» **ENTRIES SHOWN**
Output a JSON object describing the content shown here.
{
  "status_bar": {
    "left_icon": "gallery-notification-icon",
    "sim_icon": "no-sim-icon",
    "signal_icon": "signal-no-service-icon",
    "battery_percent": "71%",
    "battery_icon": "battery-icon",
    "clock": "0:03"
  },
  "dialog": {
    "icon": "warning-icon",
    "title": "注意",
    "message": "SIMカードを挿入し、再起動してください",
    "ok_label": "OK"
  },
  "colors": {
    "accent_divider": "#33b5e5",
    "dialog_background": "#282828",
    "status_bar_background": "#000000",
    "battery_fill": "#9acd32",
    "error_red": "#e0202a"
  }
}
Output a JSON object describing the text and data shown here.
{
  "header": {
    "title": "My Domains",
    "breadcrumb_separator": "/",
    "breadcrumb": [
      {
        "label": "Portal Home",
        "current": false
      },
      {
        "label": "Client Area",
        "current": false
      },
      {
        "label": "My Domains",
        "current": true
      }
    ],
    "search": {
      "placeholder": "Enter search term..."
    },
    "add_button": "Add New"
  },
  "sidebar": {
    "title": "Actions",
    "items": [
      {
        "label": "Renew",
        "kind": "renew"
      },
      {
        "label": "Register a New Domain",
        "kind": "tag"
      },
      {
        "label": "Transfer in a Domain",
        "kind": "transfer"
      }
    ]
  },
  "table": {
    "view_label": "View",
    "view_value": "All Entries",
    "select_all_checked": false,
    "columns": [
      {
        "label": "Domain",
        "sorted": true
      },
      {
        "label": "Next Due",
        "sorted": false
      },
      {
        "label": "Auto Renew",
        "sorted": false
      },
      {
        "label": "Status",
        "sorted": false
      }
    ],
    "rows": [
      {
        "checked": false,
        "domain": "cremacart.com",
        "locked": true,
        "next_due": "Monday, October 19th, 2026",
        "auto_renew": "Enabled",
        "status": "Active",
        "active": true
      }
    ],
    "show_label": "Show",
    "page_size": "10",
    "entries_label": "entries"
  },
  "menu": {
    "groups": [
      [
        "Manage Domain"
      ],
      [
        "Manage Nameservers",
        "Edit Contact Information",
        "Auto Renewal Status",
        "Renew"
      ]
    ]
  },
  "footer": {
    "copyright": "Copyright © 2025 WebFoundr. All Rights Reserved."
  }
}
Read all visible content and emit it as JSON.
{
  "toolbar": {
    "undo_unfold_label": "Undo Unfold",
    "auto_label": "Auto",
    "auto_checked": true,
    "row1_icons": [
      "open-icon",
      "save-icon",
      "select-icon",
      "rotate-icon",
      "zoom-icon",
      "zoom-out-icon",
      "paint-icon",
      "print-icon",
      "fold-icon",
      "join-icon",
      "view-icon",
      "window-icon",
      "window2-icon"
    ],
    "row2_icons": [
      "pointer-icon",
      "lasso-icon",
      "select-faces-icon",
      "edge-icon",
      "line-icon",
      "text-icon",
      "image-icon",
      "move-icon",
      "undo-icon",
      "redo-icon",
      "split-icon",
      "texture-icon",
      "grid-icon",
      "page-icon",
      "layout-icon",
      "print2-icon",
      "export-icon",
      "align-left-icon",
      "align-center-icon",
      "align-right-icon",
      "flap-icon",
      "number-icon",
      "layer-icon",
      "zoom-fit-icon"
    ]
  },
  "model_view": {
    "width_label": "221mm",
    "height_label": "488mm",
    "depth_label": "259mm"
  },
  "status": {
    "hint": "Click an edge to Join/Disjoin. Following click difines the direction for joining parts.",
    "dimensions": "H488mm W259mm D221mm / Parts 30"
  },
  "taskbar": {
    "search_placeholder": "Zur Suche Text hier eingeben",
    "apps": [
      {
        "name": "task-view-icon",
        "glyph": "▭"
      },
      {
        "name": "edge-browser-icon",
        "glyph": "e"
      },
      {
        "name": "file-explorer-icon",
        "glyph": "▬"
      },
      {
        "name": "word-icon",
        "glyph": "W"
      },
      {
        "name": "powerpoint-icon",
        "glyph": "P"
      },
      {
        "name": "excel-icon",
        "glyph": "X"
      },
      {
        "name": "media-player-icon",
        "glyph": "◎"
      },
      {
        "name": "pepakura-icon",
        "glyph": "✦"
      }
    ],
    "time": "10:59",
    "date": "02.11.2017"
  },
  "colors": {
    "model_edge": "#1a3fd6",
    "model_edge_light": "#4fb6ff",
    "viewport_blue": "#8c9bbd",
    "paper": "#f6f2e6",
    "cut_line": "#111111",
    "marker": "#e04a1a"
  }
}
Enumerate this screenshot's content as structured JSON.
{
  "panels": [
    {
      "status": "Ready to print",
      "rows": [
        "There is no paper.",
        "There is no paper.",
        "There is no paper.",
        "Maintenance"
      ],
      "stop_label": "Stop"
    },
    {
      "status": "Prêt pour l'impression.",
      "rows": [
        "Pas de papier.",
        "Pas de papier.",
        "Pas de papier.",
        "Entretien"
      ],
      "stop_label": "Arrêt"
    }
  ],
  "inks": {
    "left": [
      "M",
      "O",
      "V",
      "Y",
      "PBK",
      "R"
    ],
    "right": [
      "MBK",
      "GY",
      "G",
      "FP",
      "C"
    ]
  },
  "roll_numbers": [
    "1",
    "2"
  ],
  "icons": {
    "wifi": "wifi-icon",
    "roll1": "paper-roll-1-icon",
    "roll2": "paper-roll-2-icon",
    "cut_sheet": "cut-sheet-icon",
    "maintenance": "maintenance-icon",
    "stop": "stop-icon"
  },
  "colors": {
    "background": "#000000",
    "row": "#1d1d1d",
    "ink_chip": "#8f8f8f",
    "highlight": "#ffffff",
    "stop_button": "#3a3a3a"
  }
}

» **EXERCISE DESCRIPTION**
All of the entries should be written out again exactly.

» **SOLUTION**
Output a JSON object describing the content shown here.
{
  "status_bar": {
    "left_icon": "gallery-notification-icon",
    "sim_icon": "no-sim-icon",
    "signal_icon": "signal-no-service-icon",
    "battery_percent": "71%",
    "battery_icon": "battery-icon",
    "clock": "0:03"
  },
  "dialog": {
    "icon": "warning-icon",
    "title": "注意",
    "message": "SIMカードを挿入し、再起動してください",
    "ok_label": "OK"
  },
  "colors": {
    "accent_divider": "#33b5e5",
    "dialog_background": "#282828",
    "status_bar_background": "#000000",
    "battery_fill": "#9acd32",
    "error_red": "#e0202a"
  }
}
Output a JSON object describing the text and data shown here.
{
  "header": {
    "title": "My Domains",
    "breadcrumb_separator": "/",
    "breadcrumb": [
      {
        "label": "Portal Home",
        "current": false
      },
      {
        "label": "Client Area",
        "current": false
      },
      {
        "label": "My Domains",
        "current": true
      }
    ],
    "search": {
      "placeholder": "Enter search term..."
    },
    "add_button": "Add New"
  },
  "sidebar": {
    "title": "Actions",
    "items": [
      {
        "label": "Renew",
        "kind": "renew"
      },
      {
        "label": "Register a New Domain",
        "kind": "tag"
      },
      {
        "label": "Transfer in a Domain",
        "kind": "transfer"
      }
    ]
  },
  "table": {
    "view_label": "View",
    "view_value": "All Entries",
    "select_all_checked": false,
    "columns": [
      {
        "label": "Domain",
        "sorted": true
      },
      {
        "label": "Next Due",
        "sorted": false
      },
      {
        "label": "Auto Renew",
        "sorted": false
      },
      {
        "label": "Status",
        "sorted": false
      }
    ],
    "rows": [
      {
        "checked": false,
        "domain": "cremacart.com",
        "locked": true,
        "next_due": "Monday, October 19th, 2026",
        "auto_renew": "Enabled",
        "status": "Active",
        "active": true
      }
    ],
    "show_label": "Show",
    "page_size": "10",
    "entries_label": "entries"
  },
  "menu": {
    "groups": [
      [
        "Manage Domain"
      ],
      [
        "Manage Nameservers",
        "Edit Contact Information",
        "Auto Renewal Status",
        "Renew"
      ]
    ]
  },
  "footer": {
    "copyright": "Copyright © 2025 WebFoundr. All Rights Reserved."
  }
}
Read all visible content and emit it as JSON.
{
  "toolbar": {
    "undo_unfold_label": "Undo Unfold",
    "auto_label": "Auto",
    "auto_checked": true,
    "row1_icons": [
      "open-icon",
      "save-icon",
      "select-icon",
      "rotate-icon",
      "zoom-icon",
      "zoom-out-icon",
      "paint-icon",
      "print-icon",
      "fold-icon",
      "join-icon",
      "view-icon",
      "window-icon",
      "window2-icon"
    ],
    "row2_icons": [
      "pointer-icon",
      "lasso-icon",
      "select-faces-icon",
      "edge-icon",
      "line-icon",
      "text-icon",
      "image-icon",
      "move-icon",
      "undo-icon",
      "redo-icon",
      "split-icon",
      "texture-icon",
      "grid-icon",
      "page-icon",
      "layout-icon",
      "print2-icon",
      "export-icon",
      "align-left-icon",
      "align-center-icon",
      "align-right-icon",
      "flap-icon",
      "number-icon",
      "layer-icon",
      "zoom-fit-icon"
    ]
  },
  "model_view": {
    "width_label": "221mm",
    "height_label": "488mm",
    "depth_label": "259mm"
  },
  "status": {
    "hint": "Click an edge to Join/Disjoin. Following click difines the direction for joining parts.",
    "dimensions": "H488mm W259mm D221mm / Parts 30"
  },
  "taskbar": {
    "search_placeholder": "Zur Suche Text hier eingeben",
    "apps": [
      {
        "name": "task-view-icon",
        "glyph": "▭"
      },
      {
        "name": "edge-browser-icon",
        "glyph": "e"
      },
      {
        "name": "file-explorer-icon",
        "glyph": "▬"
      },
      {
        "name": "word-icon",
        "glyph": "W"
      },
      {
        "name": "powerpoint-icon",
        "glyph": "P"
      },
      {
        "name": "excel-icon",
        "glyph": "X"
      },
      {
        "name": "media-player-icon",
        "glyph": "◎"
      },
      {
        "name": "pepakura-icon",
        "glyph": "✦"
      }
    ],
    "time": "10:59",
    "date": "02.11.2017"
  },
  "colors": {
    "model_edge": "#1a3fd6",
    "model_edge_light": "#4fb6ff",
    "viewport_blue": "#8c9bbd",
    "paper": "#f6f2e6",
    "cut_line": "#111111",
    "marker": "#e04a1a"
  }
}
Enumerate this screenshot's content as structured JSON.
{
  "panels": [
    {
      "status": "Ready to print",
      "rows": [
        "There is no paper.",
        "There is no paper.",
        "There is no paper.",
        "Maintenance"
      ],
      "stop_label": "Stop"
    },
    {
      "status": "Prêt pour l'impression.",
      "rows": [
        "Pas de papier.",
        "Pas de papier.",
        "Pas de papier.",
        "Entretien"
      ],
      "stop_label": "Arrêt"
    }
  ],
  "inks": {
    "left": [
      "M",
      "O",
      "V",
      "Y",
      "PBK",
      "R"
    ],
    "right": [
      "MBK",
      "GY",
      "G",
      "FP",
      "C"
    ]
  },
  "roll_numbers": [
    "1",
    "2"
  ],
  "icons": {
    "wifi": "wifi-icon",
    "roll1": "paper-roll-1-icon",
    "roll2": "paper-roll-2-icon",
    "cut_sheet": "cut-sheet-icon",
    "maintenance": "maintenance-icon",
    "stop": "stop-icon"
  },
  "colors": {
    "background": "#000000",
    "row": "#1d1d1d",
    "ink_chip": "#8f8f8f",
    "highlight": "#ffffff",
    "stop_button": "#3a3a3a"
  }
}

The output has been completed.